- _EXERCISE INSTRUCTIONS_: Your task is to copy every line of this material exactly.

───── RECORDS PROVIDED ─────

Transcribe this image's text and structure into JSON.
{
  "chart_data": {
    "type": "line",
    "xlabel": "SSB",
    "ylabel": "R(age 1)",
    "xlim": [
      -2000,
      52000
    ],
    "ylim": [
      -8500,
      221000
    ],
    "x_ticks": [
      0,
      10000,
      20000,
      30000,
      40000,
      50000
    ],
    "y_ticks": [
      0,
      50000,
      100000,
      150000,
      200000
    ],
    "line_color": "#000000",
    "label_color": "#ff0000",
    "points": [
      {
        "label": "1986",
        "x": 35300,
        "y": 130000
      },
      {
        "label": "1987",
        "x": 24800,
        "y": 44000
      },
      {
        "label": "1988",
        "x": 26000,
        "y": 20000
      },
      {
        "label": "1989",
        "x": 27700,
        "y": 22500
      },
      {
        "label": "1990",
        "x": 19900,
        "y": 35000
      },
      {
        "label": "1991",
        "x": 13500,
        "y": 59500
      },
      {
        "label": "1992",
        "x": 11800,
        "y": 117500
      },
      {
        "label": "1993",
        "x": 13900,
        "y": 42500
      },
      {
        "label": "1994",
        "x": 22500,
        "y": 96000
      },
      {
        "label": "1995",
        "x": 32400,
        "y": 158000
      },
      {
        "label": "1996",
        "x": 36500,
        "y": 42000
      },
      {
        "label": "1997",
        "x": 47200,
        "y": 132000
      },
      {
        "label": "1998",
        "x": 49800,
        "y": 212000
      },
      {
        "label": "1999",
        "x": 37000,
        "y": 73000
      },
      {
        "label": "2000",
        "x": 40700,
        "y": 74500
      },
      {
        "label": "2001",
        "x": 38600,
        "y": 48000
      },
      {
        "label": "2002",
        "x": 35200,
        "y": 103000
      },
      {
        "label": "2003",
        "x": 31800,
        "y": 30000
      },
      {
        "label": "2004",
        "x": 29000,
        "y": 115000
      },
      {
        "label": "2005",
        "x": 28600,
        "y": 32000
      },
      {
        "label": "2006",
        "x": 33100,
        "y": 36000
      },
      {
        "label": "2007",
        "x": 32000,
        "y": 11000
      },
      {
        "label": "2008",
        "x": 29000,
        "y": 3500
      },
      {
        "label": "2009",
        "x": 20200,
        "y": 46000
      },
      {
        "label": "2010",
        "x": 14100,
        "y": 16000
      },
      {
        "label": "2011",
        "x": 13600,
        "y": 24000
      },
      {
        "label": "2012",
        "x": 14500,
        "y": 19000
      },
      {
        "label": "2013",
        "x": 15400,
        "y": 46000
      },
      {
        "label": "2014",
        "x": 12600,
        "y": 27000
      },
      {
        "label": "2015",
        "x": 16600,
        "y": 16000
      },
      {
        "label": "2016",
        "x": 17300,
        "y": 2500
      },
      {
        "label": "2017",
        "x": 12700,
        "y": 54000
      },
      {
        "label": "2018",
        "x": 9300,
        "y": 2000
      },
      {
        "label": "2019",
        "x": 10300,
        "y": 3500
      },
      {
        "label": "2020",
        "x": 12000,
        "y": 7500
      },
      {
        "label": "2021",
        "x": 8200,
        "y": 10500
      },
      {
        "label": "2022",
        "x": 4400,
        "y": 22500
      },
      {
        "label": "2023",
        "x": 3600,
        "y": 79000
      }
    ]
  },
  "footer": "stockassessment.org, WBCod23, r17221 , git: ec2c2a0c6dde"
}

─────

- _THE SOLUTION_:
Transcribe this image's text and structure into JSON.
{
  "chart_data": {
    "type": "line",
    "xlabel": "SSB",
    "ylabel": "R(age 1)",
    "xlim": [
      -2000,
      52000
    ],
    "ylim": [
      -8500,
      221000
    ],
    "x_ticks": [
      0,
      10000,
      20000,
      30000,
      40000,
      50000
    ],
    "y_ticks": [
      0,
      50000,
      100000,
      150000,
      200000
    ],
    "line_color": "#000000",
    "label_color": "#ff0000",
    "points": [
      {
        "label": "1986",
        "x": 35300,
        "y": 130000
      },
      {
        "label": "1987",
        "x": 24800,
        "y": 44000
      },
      {
        "label": "1988",
        "x": 26000,
        "y": 20000
      },
      {
        "label": "1989",
        "x": 27700,
        "y": 22500
      },
      {
        "label": "1990",
        "x": 19900,
        "y": 35000
      },
      {
        "label": "1991",
        "x": 13500,
        "y": 59500
      },
      {
        "label": "1992",
        "x": 11800,
        "y": 117500
      },
      {
        "label": "1993",
        "x": 13900,
        "y": 42500
      },
      {
        "label": "1994",
        "x": 22500,
        "y": 96000
      },
      {
        "label": "1995",
        "x": 32400,
        "y": 158000
      },
      {
        "label": "1996",
        "x": 36500,
        "y": 42000
      },
      {
        "label": "1997",
        "x": 47200,
        "y": 132000
      },
      {
        "label": "1998",
        "x": 49800,
        "y": 212000
      },
      {
        "label": "1999",
        "x": 37000,
        "y": 73000
      },
      {
        "label": "2000",
        "x": 40700,
        "y": 74500
      },
      {
        "label": "2001",
        "x": 38600,
        "y": 48000
      },
      {
        "label": "2002",
        "x": 35200,
        "y": 103000
      },
      {
        "label": "2003",
        "x": 31800,
        "y": 30000
      },
      {
        "label": "2004",
        "x": 29000,
        "y": 115000
      },
      {
        "label": "2005",
        "x": 28600,
        "y": 32000
      },
      {
        "label": "2006",
        "x": 33100,
        "y": 36000
      },
      {
        "label": "2007",
        "x": 32000,
        "y": 11000
      },
      {
        "label": "2008",
        "x": 29000,
        "y": 3500
      },
      {
        "label": "2009",
        "x": 20200,
        "y": 46000
      },
      {
        "label": "2010",
        "x": 14100,
        "y": 16000
      },
      {
        "label": "2011",
        "x": 13600,
        "y": 24000
      },
      {
        "label": "2012",
        "x": 14500,
        "y": 19000
      },
      {
        "label": "2013",
        "x": 15400,
        "y": 46000
      },
      {
        "label": "2014",
        "x": 12600,
        "y": 27000
      },
      {
        "label": "2015",
        "x": 16600,
        "y": 16000
      },
      {
        "label": "2016",
        "x": 17300,
        "y": 2500
      },
      {
        "label": "2017",
        "x": 12700,
        "y": 54000
      },
      {
        "label": "2018",
        "x": 9300,
        "y": 2000
      },
      {
        "label": "2019",
        "x": 10300,
        "y": 3500
      },
      {
        "label": "2020",
        "x": 12000,
        "y": 7500
      },
      {
        "label": "2021",
        "x": 8200,
        "y": 10500
      },
      {
        "label": "2022",
        "x": 4400,
        "y": 22500
      },
      {
        "label": "2023",
        "x": 3600,
        "y": 79000
      }
    ]
  },
  "footer": "stockassessment.org, WBCod23, r17221 , git: ec2c2a0c6dde"
}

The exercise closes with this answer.